*What is expected*
The data follows this line. Copy verbatim the line with "Output the text content of this document." and each line after it to the end.

Data excerpts
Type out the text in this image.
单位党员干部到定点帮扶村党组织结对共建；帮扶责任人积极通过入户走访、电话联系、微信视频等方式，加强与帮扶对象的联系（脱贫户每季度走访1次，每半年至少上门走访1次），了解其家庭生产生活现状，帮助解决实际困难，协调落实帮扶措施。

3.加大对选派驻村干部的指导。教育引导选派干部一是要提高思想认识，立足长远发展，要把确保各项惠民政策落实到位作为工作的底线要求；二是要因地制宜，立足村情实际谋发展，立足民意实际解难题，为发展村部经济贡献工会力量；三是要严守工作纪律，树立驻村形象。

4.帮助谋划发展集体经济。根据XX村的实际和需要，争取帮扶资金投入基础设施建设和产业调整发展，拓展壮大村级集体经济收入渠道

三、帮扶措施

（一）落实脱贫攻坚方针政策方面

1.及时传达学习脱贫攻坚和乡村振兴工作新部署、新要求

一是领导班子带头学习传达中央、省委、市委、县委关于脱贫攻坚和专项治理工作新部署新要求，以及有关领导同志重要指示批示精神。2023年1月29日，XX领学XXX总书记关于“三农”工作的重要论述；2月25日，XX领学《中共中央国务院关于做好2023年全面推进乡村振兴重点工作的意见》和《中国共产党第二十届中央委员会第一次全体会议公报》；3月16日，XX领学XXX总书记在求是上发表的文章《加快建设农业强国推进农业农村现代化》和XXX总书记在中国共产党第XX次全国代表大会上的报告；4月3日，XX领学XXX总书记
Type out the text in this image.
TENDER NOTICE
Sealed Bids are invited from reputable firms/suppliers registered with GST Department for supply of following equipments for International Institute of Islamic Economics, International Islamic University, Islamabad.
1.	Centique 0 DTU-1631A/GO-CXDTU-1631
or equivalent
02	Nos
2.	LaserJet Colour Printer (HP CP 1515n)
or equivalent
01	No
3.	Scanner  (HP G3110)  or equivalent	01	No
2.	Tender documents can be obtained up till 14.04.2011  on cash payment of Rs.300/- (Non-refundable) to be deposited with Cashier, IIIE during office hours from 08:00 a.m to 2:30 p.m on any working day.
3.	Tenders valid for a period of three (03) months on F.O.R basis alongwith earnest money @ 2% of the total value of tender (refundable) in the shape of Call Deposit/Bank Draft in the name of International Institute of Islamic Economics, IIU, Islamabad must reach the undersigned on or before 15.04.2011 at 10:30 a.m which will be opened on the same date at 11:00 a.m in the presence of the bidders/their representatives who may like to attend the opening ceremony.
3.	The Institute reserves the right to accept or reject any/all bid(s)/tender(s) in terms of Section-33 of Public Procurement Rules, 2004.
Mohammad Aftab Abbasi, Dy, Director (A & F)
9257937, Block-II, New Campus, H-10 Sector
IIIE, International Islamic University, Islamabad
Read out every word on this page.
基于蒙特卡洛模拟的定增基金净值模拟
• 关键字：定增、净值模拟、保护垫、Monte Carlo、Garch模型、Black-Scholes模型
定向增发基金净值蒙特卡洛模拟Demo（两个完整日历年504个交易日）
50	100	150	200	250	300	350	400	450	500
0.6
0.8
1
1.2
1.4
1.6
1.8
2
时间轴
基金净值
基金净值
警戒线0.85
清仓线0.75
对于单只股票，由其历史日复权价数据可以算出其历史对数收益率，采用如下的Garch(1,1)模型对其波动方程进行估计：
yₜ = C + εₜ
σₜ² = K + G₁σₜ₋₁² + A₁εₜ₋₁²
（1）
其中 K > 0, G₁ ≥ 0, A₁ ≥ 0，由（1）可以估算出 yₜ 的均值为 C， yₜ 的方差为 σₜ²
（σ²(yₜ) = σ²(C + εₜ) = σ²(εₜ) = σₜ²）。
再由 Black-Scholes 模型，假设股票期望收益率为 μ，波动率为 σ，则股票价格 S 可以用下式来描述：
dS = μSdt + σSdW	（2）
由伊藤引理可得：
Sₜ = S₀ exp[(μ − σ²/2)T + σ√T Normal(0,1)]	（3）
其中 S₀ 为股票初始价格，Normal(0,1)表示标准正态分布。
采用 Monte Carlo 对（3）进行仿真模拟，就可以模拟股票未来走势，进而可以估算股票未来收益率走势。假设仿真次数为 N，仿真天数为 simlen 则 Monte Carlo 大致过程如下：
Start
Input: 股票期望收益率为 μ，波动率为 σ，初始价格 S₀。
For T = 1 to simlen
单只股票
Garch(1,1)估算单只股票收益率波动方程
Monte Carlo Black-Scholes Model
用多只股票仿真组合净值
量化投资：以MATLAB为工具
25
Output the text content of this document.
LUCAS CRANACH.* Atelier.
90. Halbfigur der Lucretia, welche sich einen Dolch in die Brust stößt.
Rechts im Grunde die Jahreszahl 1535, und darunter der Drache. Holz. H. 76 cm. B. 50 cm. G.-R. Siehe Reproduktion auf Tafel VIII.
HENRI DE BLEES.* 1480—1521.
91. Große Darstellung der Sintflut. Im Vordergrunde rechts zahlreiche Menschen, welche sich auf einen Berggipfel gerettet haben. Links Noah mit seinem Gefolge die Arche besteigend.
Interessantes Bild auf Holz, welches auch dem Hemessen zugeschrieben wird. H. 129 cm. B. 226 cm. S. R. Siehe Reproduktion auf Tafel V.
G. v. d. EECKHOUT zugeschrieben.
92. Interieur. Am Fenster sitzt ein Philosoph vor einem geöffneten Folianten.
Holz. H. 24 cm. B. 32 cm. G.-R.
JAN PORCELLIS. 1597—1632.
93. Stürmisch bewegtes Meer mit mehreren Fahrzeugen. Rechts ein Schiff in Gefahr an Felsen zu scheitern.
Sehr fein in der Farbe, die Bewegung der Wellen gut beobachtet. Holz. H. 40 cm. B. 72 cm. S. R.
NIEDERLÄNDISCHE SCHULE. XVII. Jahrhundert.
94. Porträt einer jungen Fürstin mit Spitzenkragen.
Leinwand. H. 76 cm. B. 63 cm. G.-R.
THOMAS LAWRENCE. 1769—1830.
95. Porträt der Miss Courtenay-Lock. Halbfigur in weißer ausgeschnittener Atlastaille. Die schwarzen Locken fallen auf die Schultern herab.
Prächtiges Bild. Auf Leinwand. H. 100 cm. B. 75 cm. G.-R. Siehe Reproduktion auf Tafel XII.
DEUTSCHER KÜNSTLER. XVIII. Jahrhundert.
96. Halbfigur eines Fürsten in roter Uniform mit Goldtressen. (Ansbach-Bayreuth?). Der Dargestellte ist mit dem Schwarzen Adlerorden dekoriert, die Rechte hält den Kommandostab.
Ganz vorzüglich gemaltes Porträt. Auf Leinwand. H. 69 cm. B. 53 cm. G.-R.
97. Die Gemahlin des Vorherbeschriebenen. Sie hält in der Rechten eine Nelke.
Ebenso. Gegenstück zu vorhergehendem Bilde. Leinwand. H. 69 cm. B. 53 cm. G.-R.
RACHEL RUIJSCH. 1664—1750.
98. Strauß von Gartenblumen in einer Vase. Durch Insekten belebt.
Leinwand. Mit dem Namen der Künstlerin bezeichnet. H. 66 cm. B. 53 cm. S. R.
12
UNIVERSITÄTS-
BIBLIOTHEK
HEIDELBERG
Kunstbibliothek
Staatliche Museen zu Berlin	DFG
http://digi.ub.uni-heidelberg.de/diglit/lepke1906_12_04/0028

*Expected answer*
Output the text content of this document.
LUCAS CRANACH.* Atelier.
90. Halbfigur der Lucretia, welche sich einen Dolch in die Brust stößt.
Rechts im Grunde die Jahreszahl 1535, und darunter der Drache. Holz. H. 76 cm. B. 50 cm. G.-R. Siehe Reproduktion auf Tafel VIII.
HENRI DE BLEES.* 1480—1521.
91. Große Darstellung der Sintflut. Im Vordergrunde rechts zahlreiche Menschen, welche sich auf einen Berggipfel gerettet haben. Links Noah mit seinem Gefolge die Arche besteigend.
Interessantes Bild auf Holz, welches auch dem Hemessen zugeschrieben wird. H. 129 cm. B. 226 cm. S. R. Siehe Reproduktion auf Tafel V.
G. v. d. EECKHOUT zugeschrieben.
92. Interieur. Am Fenster sitzt ein Philosoph vor einem geöffneten Folianten.
Holz. H. 24 cm. B. 32 cm. G.-R.
JAN PORCELLIS. 1597—1632.
93. Stürmisch bewegtes Meer mit mehreren Fahrzeugen. Rechts ein Schiff in Gefahr an Felsen zu scheitern.
Sehr fein in der Farbe, die Bewegung der Wellen gut beobachtet. Holz. H. 40 cm. B. 72 cm. S. R.
NIEDERLÄNDISCHE SCHULE. XVII. Jahrhundert.
94. Porträt einer jungen Fürstin mit Spitzenkragen.
Leinwand. H. 76 cm. B. 63 cm. G.-R.
THOMAS LAWRENCE. 1769—1830.
95. Porträt der Miss Courtenay-Lock. Halbfigur in weißer ausgeschnittener Atlastaille. Die schwarzen Locken fallen auf die Schultern herab.
Prächtiges Bild. Auf Leinwand. H. 100 cm. B. 75 cm. G.-R. Siehe Reproduktion auf Tafel XII.
DEUTSCHER KÜNSTLER. XVIII. Jahrhundert.
96. Halbfigur eines Fürsten in roter Uniform mit Goldtressen. (Ansbach-Bayreuth?). Der Dargestellte ist mit dem Schwarzen Adlerorden dekoriert, die Rechte hält den Kommandostab.
Ganz vorzüglich gemaltes Porträt. Auf Leinwand. H. 69 cm. B. 53 cm. G.-R.
97. Die Gemahlin des Vorherbeschriebenen. Sie hält in der Rechten eine Nelke.
Ebenso. Gegenstück zu vorhergehendem Bilde. Leinwand. H. 69 cm. B. 53 cm. G.-R.
RACHEL RUIJSCH. 1664—1750.
98. Strauß von Gartenblumen in einer Vase. Durch Insekten belebt.
Leinwand. Mit dem Namen der Künstlerin bezeichnet. H. 66 cm. B. 53 cm. S. R.
12
UNIVERSITÄTS-
BIBLIOTHEK
HEIDELBERG
Kunstbibliothek
Staatliche Museen zu Berlin	DFG
http://digi.ub.uni-heidelberg.de/diglit/lepke1906_12_04/0028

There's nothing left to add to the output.